● Selected text:
+ + + + + + +

Witcover Talks Broadway



Prior to the start of the new Broadway season, NYC.com editors sat down with a keen observer of the stage, Walt Witcover, whose Masterworks Laboratory Theater celebrates 40 years this Autumn.

On Theaters

Q: Some of the questions we have to ask have to do with acting, how you feel about the theaters themselves. We wanted to start off with a question about the more than three dozen Broadway theaters currently operating. Do you have a favorite?

A: I happened to go to one of Broadway's oldest theaters last week, the Lyceum, built by Daniel Frohman in 1903. The lobby is full of wonderful old pictures. And the stairs are full of wonderful pictures too. The show is a nice show too, it's called [ title of show ], a nice and fresh thing. The theater is lovely, as is the Belasco on 44th Street; they're both the same vintage. They are beautiful old theaters.

Q: You mentioned the Lyceum; what makes it so special to you? Is it the 100-year-plus history?

A: I've been going to theater all my life. I moved to New York in 1934. The oldest program I have is from 1935, when our stepfather took us to a wonderful production—at the front-row price of $2.50—Mickey Rooney and a wonderful cast in Midsummer Night's Dream. I have another collection of programs from when I used to go around in 1939 or so with my friend Richard Avedon. I was 15, about to go to high school. We went in to every show, and went in after the first act. So we called it Going the American Way, because the first show we saw was The American Way, at the long-lost Century Theatre, which was located on the other side of Radio City before it was torn down. We collected all the programs, with autographs. I said when I grew up I would become a famous playwright, and I would write wonderful plays with short first acts, and everything that happened would be explained again in the second act. I was a theater buff, going to Broadway theater. In the very early days, Broadway had only been showing comedies, melodramas, and Shakespearean shows; there weren't many serious shows. Only in the Yiddish Theater—when they came over in 1889 they were the first ones to show serious European drama. The Theater Guild started the little theaters, and then put on Broadway in the 1920s all the wonderful plays of Eugene O'Neill, Molnar, and Chekhov. I could have seen a lot more shows then—and I'd catch myself regretting shows I didn't see, and thankful for those I did see. I'd see Chekhov's The Seagull. I saw Helen Hayes in Victoria Regina. My mother was a play critic, so she got press tickets. I was elected—my stepfather was otherwise engaged in the evenings—so I got to see all kinds of wonderful plays. Hemingway's The Fifth Column—Lee Strasberg directed that. I remember Burgess Meredith and Lillian Gish in The Star Wagon.

Q: Any personal favorites?

A: The last show I saw. Or the play I'm going to direct, that I've been working on for 24 years! But a favorite—well, the best I've enjoyed lately is the recent revival of South Pacific.

Q: There are so many new plays premiering in the 2008-9 season. For example, Shrek the Musical. What about movies that are becoming musicals?

A: I've never seen The Lion King or The Little Mermaid. I'm not a person to speak on these, but there's much appeal here, especially to out-of-towners.

Q: Is there much difference between a play intended and conceived for the Broadway stage as opposed to a film that comes out intended for the screen and adapted for Broadway?

+ + + + + + +

● Raw data:
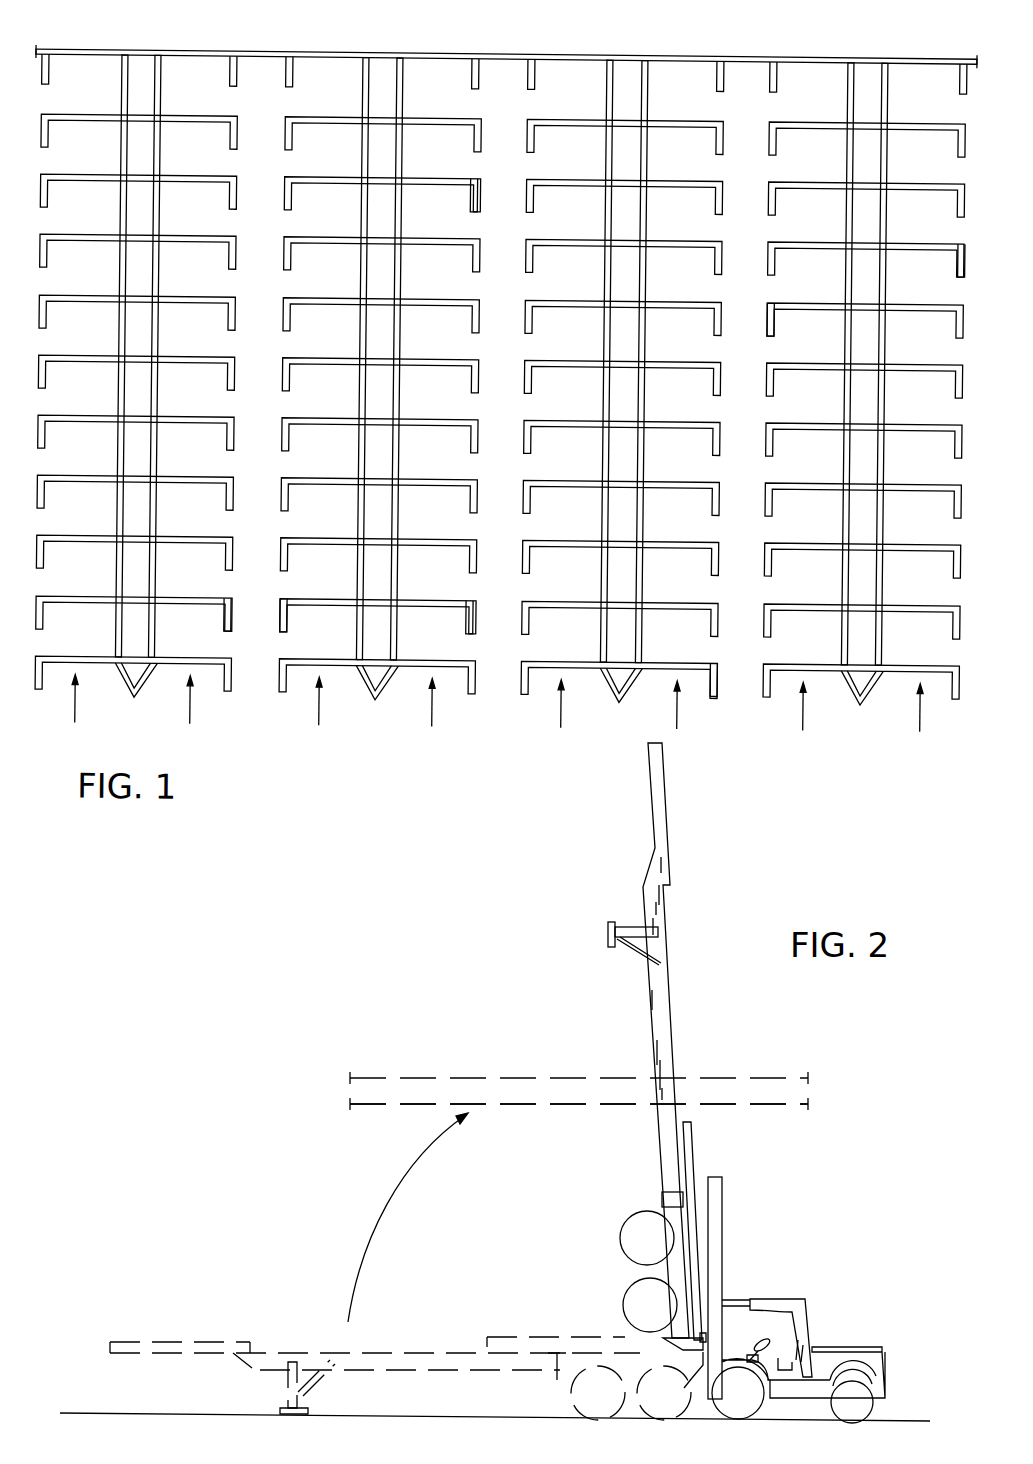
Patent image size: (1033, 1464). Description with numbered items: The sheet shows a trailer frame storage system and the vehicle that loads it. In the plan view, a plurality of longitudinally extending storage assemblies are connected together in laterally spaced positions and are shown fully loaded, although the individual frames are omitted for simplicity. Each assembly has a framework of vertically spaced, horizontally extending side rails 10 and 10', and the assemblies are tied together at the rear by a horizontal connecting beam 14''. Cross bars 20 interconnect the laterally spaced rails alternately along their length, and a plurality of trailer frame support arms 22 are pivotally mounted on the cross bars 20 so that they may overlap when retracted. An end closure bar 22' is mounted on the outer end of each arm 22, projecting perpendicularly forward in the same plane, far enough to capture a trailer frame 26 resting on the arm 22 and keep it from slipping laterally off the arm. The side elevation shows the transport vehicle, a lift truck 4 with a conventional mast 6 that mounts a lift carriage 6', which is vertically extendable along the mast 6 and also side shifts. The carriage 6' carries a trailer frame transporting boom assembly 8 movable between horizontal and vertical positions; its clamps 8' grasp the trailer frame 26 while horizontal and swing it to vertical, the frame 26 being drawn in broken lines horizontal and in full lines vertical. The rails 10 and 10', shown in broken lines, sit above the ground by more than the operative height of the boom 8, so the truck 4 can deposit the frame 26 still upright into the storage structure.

+ + + + + + +

● Short exercise 1: Using the Broadway interview, explain why Witcover got to see so many plays when he was young. Answer in one to three sentences.
● Short exercise 2: According to the Broadway interview, who built the Lyceum, and in what year?
● Short exercise 3: Please reproduce the Broadway interview word for word, starting with "Q: Some of the" and going on through "have a favorite?".

● Worked solution 1: His mother was a play critic, so she received press tickets. His stepfather was otherwise engaged in the evenings, so Witcover was the one elected to go, and he saw all kinds of wonderful plays.

● Worked solution 2: Daniel Frohman built it in 1903.

● Worked solution 3:
Q: Some of the questions we have to ask have to do with acting, how you feel about the theaters themselves. We wanted to start off with a question about the more than three dozen Broadway theaters currently operating. Do you have a favorite?